Make an exact transcription of the material, leaving out all images.

** Start **

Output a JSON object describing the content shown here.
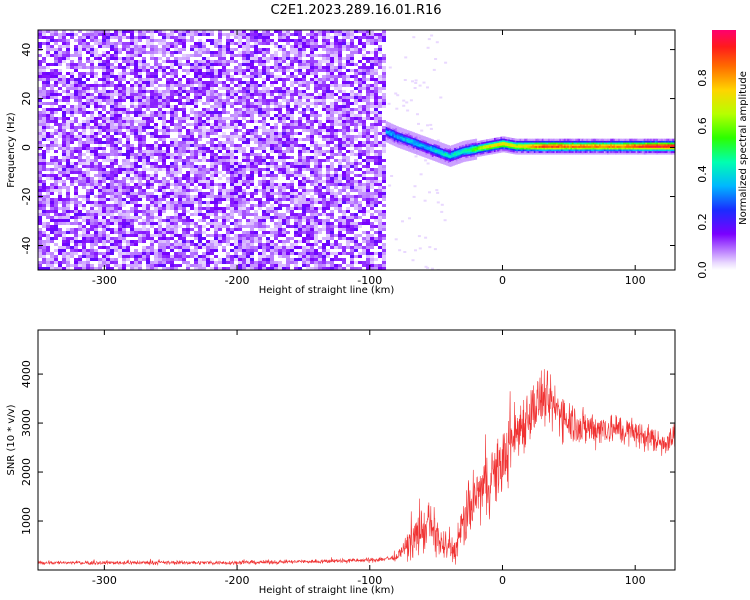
{
  "title": "C2E1.2023.289.16.01.R16",
  "colors": {
    "snr_line": "#f03232",
    "background_purple": "#6a00ff",
    "frame": "#000000"
  },
  "chart_data": [
    {
      "type": "heatmap",
      "xlabel": "Height of straight line (km)",
      "ylabel": "Frequency (Hz)",
      "xlim": [
        -350,
        130
      ],
      "ylim": [
        -50,
        48
      ],
      "xticks": [
        -300,
        -200,
        -100,
        0,
        100
      ],
      "yticks": [
        -40,
        -20,
        0,
        20,
        40
      ],
      "colorbar": {
        "label": "Normalized spectral amplitude",
        "range": [
          0,
          1
        ],
        "ticks": [
          "0.0",
          "0.2",
          "0.4",
          "0.6",
          "0.8"
        ],
        "colormap": "rainbow"
      },
      "noise_region_x": [
        -350,
        -88
      ],
      "signal_track": {
        "x": [
          -88,
          -80,
          -70,
          -60,
          -50,
          -40,
          -30,
          -20,
          -10,
          0,
          10,
          20,
          30,
          40,
          50,
          60,
          70,
          80,
          90,
          100,
          110,
          120,
          130
        ],
        "frequency": [
          7,
          5,
          3,
          1,
          -1,
          -3,
          -1,
          0,
          1,
          2,
          1,
          1,
          1,
          1,
          1,
          1,
          1,
          1,
          1,
          1,
          1,
          1,
          1
        ],
        "amplitude": [
          0.35,
          0.35,
          0.4,
          0.35,
          0.4,
          0.45,
          0.45,
          0.6,
          0.75,
          0.75,
          0.7,
          0.8,
          0.9,
          0.9,
          0.85,
          0.85,
          0.85,
          0.85,
          0.85,
          0.9,
          0.95,
          0.95,
          0.95
        ]
      }
    },
    {
      "type": "line",
      "xlabel": "Height of straight line (km)",
      "ylabel": "SNR (10 * v/v)",
      "xlim": [
        -350,
        130
      ],
      "ylim": [
        0,
        4900
      ],
      "xticks": [
        -300,
        -200,
        -100,
        0,
        100
      ],
      "yticks": [
        1000,
        2000,
        3000,
        4000
      ],
      "x": [
        -350,
        -300,
        -250,
        -200,
        -150,
        -100,
        -80,
        -65,
        -55,
        -45,
        -35,
        -30,
        -20,
        -10,
        0,
        10,
        20,
        30,
        40,
        50,
        60,
        80,
        100,
        120,
        130
      ],
      "y": [
        150,
        150,
        150,
        150,
        170,
        200,
        250,
        700,
        900,
        500,
        400,
        900,
        1500,
        1800,
        2200,
        2800,
        3200,
        3500,
        3300,
        3100,
        2900,
        2900,
        2800,
        2600,
        2700
      ],
      "noise_amplitude": [
        60,
        60,
        60,
        60,
        60,
        70,
        100,
        600,
        800,
        500,
        400,
        800,
        900,
        1000,
        1000,
        1000,
        900,
        900,
        800,
        700,
        600,
        500,
        450,
        400,
        400
      ]
    }
  ]
}
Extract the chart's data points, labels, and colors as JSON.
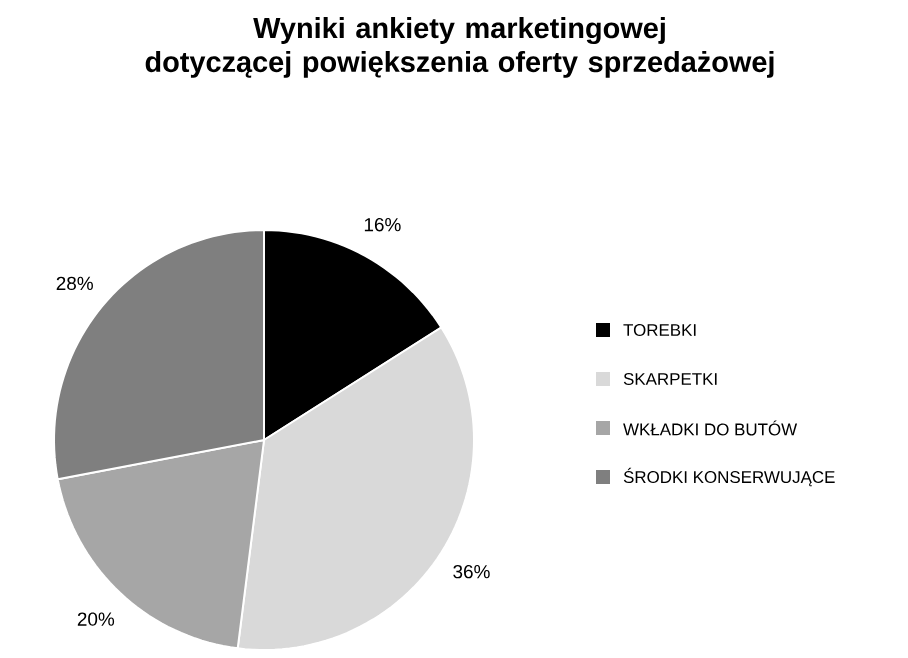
{
  "chart_data": {
    "type": "pie",
    "title": "Wyniki ankiety marketingowej\ndotyczącej powiększenia oferty sprzedażowej",
    "categories": [
      "TOREBKI",
      "SKARPETKI",
      "WKŁADKI DO BUTÓW",
      "ŚRODKI KONSERWUJĄCE"
    ],
    "values": [
      16,
      36,
      20,
      28
    ],
    "colors": [
      "#000000",
      "#d9d9d9",
      "#a6a6a6",
      "#7f7f7f"
    ],
    "value_labels": [
      "16%",
      "36%",
      "20%",
      "28%"
    ],
    "legend": "right"
  }
}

** End **

*The response*
Output a JSON object describing the content shown here.
{
  "title": "C2E1.2023.289.16.01.R16",
  "colors": {
    "snr_line": "#f03232",
    "background_purple": "#6a00ff",
    "frame": "#000000"
  },
  "chart_data": [
    {
      "type": "heatmap",
      "xlabel": "Height of straight line (km)",
      "ylabel": "Frequency (Hz)",
      "xlim": [
        -350,
        130
      ],
      "ylim": [
        -50,
        48
      ],
      "xticks": [
        -300,
        -200,
        -100,
        0,
        100
      ],
      "yticks": [
        -40,
        -20,
        0,
        20,
        40
      ],
      "colorbar": {
        "label": "Normalized spectral amplitude",
        "range": [
          0,
          1
        ],
        "ticks": [
          "0.0",
          "0.2",
          "0.4",
          "0.6",
          "0.8"
        ],
        "colormap": "rainbow"
      },
      "noise_region_x": [
        -350,
        -88
      ],
      "signal_track": {
        "x": [
          -88,
          -80,
          -70,
          -60,
          -50,
          -40,
          -30,
          -20,
          -10,
          0,
          10,
          20,
          30,
          40,
          50,
          60,
          70,
          80,
          90,
          100,
          110,
          120,
          130
        ],
        "frequency": [
          7,
          5,
          3,
          1,
          -1,
          -3,
          -1,
          0,
          1,
          2,
          1,
          1,
          1,
          1,
          1,
          1,
          1,
          1,
          1,
          1,
          1,
          1,
          1
        ],
        "amplitude": [
          0.35,
          0.35,
          0.4,
          0.35,
          0.4,
          0.45,
          0.45,
          0.6,
          0.75,
          0.75,
          0.7,
          0.8,
          0.9,
          0.9,
          0.85,
          0.85,
          0.85,
          0.85,
          0.85,
          0.9,
          0.95,
          0.95,
          0.95
        ]
      }
    },
    {
      "type": "line",
      "xlabel": "Height of straight line (km)",
      "ylabel": "SNR (10 * v/v)",
      "xlim": [
        -350,
        130
      ],
      "ylim": [
        0,
        4900
      ],
      "xticks": [
        -300,
        -200,
        -100,
        0,
        100
      ],
      "yticks": [
        1000,
        2000,
        3000,
        4000
      ],
      "x": [
        -350,
        -300,
        -250,
        -200,
        -150,
        -100,
        -80,
        -65,
        -55,
        -45,
        -35,
        -30,
        -20,
        -10,
        0,
        10,
        20,
        30,
        40,
        50,
        60,
        80,
        100,
        120,
        130
      ],
      "y": [
        150,
        150,
        150,
        150,
        170,
        200,
        250,
        700,
        900,
        500,
        400,
        900,
        1500,
        1800,
        2200,
        2800,
        3200,
        3500,
        3300,
        3100,
        2900,
        2900,
        2800,
        2600,
        2700
      ],
      "noise_amplitude": [
        60,
        60,
        60,
        60,
        60,
        70,
        100,
        600,
        800,
        500,
        400,
        800,
        900,
        1000,
        1000,
        1000,
        900,
        900,
        800,
        700,
        600,
        500,
        450,
        400,
        400
      ]
    }
  ]
}
Extract the chart's data points, labels, and colors as JSON.
{
  "chart_data": {
    "type": "pie",
    "title": "Wyniki ankiety marketingowej\ndotyczącej powiększenia oferty sprzedażowej",
    "categories": [
      "TOREBKI",
      "SKARPETKI",
      "WKŁADKI DO BUTÓW",
      "ŚRODKI KONSERWUJĄCE"
    ],
    "values": [
      16,
      36,
      20,
      28
    ],
    "colors": [
      "#000000",
      "#d9d9d9",
      "#a6a6a6",
      "#7f7f7f"
    ],
    "value_labels": [
      "16%",
      "36%",
      "20%",
      "28%"
    ],
    "legend": "right"
  }
}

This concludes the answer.